### RECORDS PROVIDED
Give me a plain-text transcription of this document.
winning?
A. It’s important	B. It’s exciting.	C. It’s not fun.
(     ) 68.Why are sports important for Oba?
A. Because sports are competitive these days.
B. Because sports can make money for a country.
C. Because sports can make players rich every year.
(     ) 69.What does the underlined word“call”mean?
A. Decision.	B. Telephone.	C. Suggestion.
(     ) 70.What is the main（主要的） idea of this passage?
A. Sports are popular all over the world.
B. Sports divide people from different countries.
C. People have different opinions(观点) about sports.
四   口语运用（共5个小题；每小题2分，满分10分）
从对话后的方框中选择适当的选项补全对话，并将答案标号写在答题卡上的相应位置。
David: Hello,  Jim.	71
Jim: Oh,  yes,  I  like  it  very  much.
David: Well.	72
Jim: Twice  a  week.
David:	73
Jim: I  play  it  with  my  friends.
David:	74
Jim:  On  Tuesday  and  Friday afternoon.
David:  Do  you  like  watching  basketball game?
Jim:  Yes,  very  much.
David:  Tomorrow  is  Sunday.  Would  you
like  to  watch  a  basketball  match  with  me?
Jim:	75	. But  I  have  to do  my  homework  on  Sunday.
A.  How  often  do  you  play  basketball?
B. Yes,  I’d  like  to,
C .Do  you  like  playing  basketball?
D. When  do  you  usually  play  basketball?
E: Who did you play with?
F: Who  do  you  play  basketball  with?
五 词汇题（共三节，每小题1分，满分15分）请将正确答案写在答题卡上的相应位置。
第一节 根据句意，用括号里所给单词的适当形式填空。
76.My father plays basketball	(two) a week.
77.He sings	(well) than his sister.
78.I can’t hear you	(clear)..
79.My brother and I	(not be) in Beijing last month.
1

### WHAT TO WORK ON
Every record should be given again exactly.

### FINAL RESULT
Give me a plain-text transcription of this document.
winning?
A. It’s important	B. It’s exciting.	C. It’s not fun.
(     ) 68.Why are sports important for Oba?
A. Because sports are competitive these days.
B. Because sports can make money for a country.
C. Because sports can make players rich every year.
(     ) 69.What does the underlined word“call”mean?
A. Decision.	B. Telephone.	C. Suggestion.
(     ) 70.What is the main（主要的） idea of this passage?
A. Sports are popular all over the world.
B. Sports divide people from different countries.
C. People have different opinions(观点) about sports.
四   口语运用（共5个小题；每小题2分，满分10分）
从对话后的方框中选择适当的选项补全对话，并将答案标号写在答题卡上的相应位置。
David: Hello,  Jim.	71
Jim: Oh,  yes,  I  like  it  very  much.
David: Well.	72
Jim: Twice  a  week.
David:	73
Jim: I  play  it  with  my  friends.
David:	74
Jim:  On  Tuesday  and  Friday afternoon.
David:  Do  you  like  watching  basketball game?
Jim:  Yes,  very  much.
David:  Tomorrow  is  Sunday.  Would  you
like  to  watch  a  basketball  match  with  me?
Jim:	75	. But  I  have  to do  my  homework  on  Sunday.
A.  How  often  do  you  play  basketball?
B. Yes,  I’d  like  to,
C .Do  you  like  playing  basketball?
D. When  do  you  usually  play  basketball?
E: Who did you play with?
F: Who  do  you  play  basketball  with?
五 词汇题（共三节，每小题1分，满分15分）请将正确答案写在答题卡上的相应位置。
第一节 根据句意，用括号里所给单词的适当形式填空。
76.My father plays basketball	(two) a week.
77.He sings	(well) than his sister.
78.I can’t hear you	(clear)..
79.My brother and I	(not be) in Beijing last month.
1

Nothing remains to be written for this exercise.